* _Job_
Copy all lines that contain the word "arrow".

++++ Dataset rows ++++

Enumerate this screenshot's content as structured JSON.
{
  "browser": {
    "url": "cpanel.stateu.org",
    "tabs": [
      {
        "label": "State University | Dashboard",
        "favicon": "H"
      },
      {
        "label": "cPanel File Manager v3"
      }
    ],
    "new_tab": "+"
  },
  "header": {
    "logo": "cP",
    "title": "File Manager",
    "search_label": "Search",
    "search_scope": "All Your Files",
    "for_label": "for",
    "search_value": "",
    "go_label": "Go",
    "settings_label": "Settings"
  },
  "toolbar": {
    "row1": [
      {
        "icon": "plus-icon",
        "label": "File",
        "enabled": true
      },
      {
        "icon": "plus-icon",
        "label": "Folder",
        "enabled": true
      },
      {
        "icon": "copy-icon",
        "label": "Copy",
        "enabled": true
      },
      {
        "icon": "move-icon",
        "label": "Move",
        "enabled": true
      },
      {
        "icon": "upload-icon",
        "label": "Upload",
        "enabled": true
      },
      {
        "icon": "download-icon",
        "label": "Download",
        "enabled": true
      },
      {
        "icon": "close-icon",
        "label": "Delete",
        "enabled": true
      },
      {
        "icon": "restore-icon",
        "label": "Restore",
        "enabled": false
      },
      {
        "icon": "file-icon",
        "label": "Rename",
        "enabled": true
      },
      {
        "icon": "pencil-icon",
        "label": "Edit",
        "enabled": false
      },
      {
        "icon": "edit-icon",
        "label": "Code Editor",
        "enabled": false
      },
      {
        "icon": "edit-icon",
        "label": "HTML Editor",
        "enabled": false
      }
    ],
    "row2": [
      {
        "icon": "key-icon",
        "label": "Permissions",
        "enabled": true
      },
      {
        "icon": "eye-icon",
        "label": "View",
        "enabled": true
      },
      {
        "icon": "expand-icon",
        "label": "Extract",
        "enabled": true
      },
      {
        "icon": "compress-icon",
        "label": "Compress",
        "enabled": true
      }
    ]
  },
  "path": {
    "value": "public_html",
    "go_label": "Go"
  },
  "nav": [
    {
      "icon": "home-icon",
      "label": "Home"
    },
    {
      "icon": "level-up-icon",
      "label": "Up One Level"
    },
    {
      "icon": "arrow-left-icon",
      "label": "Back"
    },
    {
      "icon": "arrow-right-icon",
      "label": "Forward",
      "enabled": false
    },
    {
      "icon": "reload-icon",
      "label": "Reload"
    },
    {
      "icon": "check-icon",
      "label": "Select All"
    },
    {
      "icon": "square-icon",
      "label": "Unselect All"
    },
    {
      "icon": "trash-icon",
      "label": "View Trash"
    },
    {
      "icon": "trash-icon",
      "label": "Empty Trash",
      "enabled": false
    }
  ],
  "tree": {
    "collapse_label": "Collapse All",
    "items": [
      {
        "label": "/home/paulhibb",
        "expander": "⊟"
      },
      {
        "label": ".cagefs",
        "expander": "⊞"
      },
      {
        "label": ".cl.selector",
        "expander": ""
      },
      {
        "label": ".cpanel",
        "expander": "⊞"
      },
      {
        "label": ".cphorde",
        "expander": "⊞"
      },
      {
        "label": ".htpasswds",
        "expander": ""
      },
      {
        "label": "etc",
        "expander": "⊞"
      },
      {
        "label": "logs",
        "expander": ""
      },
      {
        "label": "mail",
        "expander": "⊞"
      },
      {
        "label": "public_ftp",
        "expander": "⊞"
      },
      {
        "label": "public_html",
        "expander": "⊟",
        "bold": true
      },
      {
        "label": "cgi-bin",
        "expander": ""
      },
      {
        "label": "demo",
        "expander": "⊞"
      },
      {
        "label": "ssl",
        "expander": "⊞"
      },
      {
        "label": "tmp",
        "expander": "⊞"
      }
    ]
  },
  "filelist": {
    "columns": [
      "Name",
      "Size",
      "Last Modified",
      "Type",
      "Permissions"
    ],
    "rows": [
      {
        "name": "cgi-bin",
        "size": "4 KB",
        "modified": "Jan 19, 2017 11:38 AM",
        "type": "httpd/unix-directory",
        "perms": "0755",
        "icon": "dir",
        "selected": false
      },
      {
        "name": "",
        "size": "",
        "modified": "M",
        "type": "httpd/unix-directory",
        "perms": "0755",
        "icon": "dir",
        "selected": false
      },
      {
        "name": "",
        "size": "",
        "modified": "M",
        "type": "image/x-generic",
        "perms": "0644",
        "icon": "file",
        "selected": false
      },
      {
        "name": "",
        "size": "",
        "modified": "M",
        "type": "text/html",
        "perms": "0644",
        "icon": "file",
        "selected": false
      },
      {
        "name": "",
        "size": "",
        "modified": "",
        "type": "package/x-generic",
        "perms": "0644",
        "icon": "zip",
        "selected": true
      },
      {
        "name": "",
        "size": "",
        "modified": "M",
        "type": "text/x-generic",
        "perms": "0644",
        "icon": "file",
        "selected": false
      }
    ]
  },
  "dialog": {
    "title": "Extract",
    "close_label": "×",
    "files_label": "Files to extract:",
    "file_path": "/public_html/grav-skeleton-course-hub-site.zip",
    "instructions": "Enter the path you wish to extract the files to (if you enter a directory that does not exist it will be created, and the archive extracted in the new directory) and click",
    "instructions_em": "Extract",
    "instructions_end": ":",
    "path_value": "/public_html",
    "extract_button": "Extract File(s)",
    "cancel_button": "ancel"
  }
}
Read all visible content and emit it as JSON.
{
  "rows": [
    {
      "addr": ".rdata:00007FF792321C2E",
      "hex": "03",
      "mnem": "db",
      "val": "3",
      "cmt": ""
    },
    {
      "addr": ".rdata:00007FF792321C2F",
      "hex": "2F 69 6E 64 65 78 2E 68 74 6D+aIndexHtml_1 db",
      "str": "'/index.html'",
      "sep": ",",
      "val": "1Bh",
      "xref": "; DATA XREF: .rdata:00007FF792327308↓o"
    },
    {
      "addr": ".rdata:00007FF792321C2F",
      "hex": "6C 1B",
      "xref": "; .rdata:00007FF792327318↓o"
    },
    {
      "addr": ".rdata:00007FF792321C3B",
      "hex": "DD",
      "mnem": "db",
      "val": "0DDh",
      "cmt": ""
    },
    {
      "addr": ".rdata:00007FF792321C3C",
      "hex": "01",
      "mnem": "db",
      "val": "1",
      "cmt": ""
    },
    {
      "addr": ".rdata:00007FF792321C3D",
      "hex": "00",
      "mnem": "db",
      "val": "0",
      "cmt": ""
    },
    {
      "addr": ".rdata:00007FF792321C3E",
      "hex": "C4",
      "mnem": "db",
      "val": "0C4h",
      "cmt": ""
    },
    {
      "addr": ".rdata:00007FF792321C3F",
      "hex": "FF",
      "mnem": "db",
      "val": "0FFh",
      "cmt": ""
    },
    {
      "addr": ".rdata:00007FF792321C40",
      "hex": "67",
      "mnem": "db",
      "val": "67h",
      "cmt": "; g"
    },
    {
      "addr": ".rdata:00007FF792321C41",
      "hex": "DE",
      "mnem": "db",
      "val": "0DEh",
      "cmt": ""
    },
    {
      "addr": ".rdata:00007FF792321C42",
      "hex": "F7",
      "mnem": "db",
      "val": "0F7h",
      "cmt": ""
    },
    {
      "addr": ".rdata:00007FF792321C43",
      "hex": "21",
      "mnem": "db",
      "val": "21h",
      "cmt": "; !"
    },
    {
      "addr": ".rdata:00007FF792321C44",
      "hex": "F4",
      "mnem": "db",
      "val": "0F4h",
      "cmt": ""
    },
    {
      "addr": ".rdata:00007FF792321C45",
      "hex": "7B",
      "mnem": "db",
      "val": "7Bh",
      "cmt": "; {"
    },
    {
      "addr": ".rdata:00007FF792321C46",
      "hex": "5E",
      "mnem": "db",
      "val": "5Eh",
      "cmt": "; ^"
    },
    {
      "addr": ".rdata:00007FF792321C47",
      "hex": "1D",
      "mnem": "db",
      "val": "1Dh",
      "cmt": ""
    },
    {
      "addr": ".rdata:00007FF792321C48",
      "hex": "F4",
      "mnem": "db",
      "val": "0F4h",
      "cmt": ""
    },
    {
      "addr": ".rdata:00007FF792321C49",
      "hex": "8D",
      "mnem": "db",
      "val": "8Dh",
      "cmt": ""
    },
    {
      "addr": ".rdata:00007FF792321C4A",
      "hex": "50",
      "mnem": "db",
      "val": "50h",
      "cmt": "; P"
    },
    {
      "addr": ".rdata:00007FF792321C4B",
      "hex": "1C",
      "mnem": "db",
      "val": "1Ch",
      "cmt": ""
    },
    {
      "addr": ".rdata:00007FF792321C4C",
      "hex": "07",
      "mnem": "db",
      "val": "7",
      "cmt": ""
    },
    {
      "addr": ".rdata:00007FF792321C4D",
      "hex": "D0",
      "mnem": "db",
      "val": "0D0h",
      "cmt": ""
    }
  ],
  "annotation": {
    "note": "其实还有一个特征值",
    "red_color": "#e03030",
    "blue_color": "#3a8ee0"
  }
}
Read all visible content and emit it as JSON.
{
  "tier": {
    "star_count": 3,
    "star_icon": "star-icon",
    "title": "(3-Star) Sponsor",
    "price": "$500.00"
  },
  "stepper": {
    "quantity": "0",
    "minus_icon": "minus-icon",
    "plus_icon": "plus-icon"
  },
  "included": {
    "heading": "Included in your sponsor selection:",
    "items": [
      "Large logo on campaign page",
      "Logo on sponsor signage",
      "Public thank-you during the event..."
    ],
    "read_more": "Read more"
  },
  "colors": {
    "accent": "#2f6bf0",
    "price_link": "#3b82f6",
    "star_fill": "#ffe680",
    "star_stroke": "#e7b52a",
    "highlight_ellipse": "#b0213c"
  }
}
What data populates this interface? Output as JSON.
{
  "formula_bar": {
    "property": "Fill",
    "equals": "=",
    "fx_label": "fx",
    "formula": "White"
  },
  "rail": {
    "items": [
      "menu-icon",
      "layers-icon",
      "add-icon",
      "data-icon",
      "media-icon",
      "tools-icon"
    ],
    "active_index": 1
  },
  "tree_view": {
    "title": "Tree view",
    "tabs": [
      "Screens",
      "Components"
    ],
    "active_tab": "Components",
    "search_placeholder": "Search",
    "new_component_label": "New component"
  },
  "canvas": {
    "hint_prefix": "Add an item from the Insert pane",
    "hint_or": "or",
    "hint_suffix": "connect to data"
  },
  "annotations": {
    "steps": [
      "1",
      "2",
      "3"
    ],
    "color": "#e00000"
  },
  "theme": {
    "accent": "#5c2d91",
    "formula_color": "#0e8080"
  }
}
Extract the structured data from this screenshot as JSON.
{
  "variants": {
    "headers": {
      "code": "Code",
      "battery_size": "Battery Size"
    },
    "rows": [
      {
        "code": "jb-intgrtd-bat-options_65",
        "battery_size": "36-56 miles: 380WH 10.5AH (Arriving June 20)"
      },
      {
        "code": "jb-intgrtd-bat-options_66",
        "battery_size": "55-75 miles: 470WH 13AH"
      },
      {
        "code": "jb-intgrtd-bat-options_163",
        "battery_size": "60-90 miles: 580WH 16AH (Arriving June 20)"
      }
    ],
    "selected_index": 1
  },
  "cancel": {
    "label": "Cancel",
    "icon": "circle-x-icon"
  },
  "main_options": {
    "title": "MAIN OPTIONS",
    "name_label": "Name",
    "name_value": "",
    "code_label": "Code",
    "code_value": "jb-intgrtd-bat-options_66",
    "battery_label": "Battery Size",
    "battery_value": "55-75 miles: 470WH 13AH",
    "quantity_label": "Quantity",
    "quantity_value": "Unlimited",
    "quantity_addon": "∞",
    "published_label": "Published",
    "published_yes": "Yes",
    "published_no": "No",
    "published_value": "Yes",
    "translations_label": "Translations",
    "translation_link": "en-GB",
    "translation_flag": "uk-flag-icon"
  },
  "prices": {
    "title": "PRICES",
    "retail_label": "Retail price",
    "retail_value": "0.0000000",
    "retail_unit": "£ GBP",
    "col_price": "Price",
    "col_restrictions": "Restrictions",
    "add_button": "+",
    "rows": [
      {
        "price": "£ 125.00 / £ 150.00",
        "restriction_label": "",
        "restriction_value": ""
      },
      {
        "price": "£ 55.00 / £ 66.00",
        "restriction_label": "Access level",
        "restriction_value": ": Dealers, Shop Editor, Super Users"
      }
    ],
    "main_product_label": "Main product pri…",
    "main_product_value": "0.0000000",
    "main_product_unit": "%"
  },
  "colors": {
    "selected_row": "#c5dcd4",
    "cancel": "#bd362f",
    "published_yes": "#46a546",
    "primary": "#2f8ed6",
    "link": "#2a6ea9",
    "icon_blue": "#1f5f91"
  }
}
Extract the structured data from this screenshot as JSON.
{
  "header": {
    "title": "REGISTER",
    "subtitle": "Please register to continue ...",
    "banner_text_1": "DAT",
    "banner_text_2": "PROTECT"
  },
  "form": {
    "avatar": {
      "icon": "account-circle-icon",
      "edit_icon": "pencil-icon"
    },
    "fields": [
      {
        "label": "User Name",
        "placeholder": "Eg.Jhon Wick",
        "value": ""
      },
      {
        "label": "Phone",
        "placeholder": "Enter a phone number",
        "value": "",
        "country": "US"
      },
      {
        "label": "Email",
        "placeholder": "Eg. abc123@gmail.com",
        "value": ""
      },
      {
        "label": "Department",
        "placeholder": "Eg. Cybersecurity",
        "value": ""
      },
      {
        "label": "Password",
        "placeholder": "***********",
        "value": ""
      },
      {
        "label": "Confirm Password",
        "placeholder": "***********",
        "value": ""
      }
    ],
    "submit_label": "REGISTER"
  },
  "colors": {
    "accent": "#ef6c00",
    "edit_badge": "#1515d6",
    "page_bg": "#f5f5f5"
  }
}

++++

* _Answer to this problem_
      "icon": "arrow-left-icon",
      "icon": "arrow-right-icon",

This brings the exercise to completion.